* Exercise description:
In the entries, find all lines that hold the word "this" and copy them.

* Data entries:
···
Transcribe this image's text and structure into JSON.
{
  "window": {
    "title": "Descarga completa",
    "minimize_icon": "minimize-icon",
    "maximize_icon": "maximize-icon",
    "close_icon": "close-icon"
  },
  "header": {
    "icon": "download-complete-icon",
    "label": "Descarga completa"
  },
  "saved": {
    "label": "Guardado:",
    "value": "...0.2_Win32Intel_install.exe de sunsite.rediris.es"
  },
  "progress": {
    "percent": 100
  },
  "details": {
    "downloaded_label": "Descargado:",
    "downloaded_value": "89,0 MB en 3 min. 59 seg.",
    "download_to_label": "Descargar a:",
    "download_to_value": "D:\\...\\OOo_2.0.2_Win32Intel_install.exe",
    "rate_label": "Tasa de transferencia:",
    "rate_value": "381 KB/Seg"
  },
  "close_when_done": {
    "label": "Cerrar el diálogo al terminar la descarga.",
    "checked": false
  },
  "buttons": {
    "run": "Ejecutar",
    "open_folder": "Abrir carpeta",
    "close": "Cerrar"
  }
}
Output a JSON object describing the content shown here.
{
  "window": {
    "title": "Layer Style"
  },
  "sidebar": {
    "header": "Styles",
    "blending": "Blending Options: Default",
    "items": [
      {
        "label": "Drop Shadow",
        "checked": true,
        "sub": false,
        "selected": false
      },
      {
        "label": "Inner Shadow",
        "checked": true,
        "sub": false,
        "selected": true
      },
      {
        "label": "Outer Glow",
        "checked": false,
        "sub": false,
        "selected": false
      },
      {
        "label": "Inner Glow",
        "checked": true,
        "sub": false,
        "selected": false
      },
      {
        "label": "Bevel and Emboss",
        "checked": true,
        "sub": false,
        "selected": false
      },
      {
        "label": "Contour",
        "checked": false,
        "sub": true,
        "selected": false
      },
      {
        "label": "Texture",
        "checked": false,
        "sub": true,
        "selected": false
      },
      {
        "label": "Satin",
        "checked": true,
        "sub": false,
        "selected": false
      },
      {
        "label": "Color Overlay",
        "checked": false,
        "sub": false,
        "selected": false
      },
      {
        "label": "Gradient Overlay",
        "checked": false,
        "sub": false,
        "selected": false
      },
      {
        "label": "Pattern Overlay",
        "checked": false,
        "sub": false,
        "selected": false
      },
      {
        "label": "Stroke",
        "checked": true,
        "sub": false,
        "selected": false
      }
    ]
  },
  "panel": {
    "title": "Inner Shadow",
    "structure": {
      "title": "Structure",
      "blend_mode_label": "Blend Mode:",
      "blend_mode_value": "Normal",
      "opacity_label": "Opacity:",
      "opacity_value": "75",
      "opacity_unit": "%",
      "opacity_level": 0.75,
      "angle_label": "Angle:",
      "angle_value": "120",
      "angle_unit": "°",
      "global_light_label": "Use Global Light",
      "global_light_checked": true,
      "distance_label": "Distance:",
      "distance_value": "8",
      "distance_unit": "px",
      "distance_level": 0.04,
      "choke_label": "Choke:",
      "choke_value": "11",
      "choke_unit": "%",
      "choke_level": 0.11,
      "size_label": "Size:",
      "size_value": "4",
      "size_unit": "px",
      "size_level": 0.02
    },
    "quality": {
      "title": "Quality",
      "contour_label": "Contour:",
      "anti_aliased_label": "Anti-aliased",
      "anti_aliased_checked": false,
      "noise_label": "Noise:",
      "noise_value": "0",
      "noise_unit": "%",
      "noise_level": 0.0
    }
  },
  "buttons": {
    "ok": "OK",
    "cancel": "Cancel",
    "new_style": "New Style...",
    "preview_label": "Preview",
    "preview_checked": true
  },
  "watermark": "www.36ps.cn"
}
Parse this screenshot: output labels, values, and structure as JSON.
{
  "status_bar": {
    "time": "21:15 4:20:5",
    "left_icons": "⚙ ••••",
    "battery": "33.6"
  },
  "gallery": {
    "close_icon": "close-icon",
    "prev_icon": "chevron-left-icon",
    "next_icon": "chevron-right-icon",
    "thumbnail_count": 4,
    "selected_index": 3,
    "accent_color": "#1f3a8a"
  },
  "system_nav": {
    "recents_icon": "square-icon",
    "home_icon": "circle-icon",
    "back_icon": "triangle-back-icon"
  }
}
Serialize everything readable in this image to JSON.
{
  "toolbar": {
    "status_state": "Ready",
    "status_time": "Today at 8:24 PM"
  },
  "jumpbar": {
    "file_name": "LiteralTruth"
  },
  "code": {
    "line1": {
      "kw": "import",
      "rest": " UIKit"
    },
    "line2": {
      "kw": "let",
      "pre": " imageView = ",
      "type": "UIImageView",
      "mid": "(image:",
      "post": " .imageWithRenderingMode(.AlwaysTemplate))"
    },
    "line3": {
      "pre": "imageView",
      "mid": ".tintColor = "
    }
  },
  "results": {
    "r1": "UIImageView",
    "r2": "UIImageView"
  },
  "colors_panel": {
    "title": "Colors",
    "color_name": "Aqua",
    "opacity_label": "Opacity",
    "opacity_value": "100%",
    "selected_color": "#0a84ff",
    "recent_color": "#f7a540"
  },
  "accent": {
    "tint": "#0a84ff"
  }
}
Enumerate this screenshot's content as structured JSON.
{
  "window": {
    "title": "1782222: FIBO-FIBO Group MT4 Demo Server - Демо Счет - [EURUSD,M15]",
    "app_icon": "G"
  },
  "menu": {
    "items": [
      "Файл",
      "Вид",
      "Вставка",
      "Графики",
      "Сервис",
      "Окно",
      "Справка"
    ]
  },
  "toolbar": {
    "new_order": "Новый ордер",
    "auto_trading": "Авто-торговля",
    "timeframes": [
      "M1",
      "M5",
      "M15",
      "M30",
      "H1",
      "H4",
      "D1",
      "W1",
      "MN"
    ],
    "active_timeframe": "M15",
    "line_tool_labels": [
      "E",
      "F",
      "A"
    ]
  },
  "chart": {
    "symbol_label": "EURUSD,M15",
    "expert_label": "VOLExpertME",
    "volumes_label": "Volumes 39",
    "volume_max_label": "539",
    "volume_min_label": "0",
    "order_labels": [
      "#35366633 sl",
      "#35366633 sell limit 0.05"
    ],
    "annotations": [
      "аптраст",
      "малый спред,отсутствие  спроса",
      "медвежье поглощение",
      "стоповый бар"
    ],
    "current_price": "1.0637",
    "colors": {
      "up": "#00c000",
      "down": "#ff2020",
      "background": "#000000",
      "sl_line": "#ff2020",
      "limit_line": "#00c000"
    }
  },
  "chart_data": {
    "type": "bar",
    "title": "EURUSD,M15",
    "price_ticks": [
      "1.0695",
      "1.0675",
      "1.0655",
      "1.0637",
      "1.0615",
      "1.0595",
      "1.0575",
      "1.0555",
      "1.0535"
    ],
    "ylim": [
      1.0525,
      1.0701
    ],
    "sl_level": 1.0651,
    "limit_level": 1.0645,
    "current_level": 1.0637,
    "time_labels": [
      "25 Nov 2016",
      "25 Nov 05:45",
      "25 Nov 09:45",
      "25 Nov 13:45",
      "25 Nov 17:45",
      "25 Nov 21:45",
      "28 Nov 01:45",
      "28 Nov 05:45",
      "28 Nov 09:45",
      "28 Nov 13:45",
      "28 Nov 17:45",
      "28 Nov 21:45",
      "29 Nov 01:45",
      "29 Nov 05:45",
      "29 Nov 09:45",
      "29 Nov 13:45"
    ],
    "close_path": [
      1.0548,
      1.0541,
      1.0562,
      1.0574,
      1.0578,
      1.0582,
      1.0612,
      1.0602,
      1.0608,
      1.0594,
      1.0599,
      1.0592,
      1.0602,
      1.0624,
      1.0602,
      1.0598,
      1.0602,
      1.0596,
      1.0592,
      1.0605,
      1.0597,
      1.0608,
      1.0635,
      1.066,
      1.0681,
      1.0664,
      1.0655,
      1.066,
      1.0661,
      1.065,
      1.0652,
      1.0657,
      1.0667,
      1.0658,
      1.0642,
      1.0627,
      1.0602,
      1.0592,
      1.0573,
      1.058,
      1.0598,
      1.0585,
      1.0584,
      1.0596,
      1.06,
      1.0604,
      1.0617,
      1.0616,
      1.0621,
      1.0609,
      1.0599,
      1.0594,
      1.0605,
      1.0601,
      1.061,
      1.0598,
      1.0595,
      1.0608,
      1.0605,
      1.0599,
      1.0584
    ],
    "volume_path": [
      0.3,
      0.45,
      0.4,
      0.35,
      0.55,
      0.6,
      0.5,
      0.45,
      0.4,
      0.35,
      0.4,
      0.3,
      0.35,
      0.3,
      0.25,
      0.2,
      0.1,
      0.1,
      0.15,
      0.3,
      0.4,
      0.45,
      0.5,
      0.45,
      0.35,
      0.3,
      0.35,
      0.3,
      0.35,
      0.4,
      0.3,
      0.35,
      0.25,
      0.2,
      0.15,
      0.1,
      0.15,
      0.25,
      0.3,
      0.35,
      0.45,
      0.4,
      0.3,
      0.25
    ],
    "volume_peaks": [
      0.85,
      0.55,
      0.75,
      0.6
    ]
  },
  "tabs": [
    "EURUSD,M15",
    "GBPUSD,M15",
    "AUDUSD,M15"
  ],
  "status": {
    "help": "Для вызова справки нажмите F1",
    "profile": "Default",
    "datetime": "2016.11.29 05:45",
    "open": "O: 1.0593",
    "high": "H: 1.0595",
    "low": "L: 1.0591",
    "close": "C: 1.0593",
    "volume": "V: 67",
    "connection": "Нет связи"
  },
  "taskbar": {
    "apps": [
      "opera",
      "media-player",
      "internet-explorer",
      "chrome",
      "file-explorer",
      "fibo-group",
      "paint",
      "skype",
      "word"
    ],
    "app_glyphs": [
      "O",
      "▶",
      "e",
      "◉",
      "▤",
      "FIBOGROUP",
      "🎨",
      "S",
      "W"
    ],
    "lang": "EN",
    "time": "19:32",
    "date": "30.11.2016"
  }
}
···
* Solution to the exercise:
Transcribe this image's text and structure into JSON.
Parse this screenshot: output labels, values, and structure as JSON.
Serialize everything readable in this image to JSON.
Enumerate this screenshot's content as structured JSON.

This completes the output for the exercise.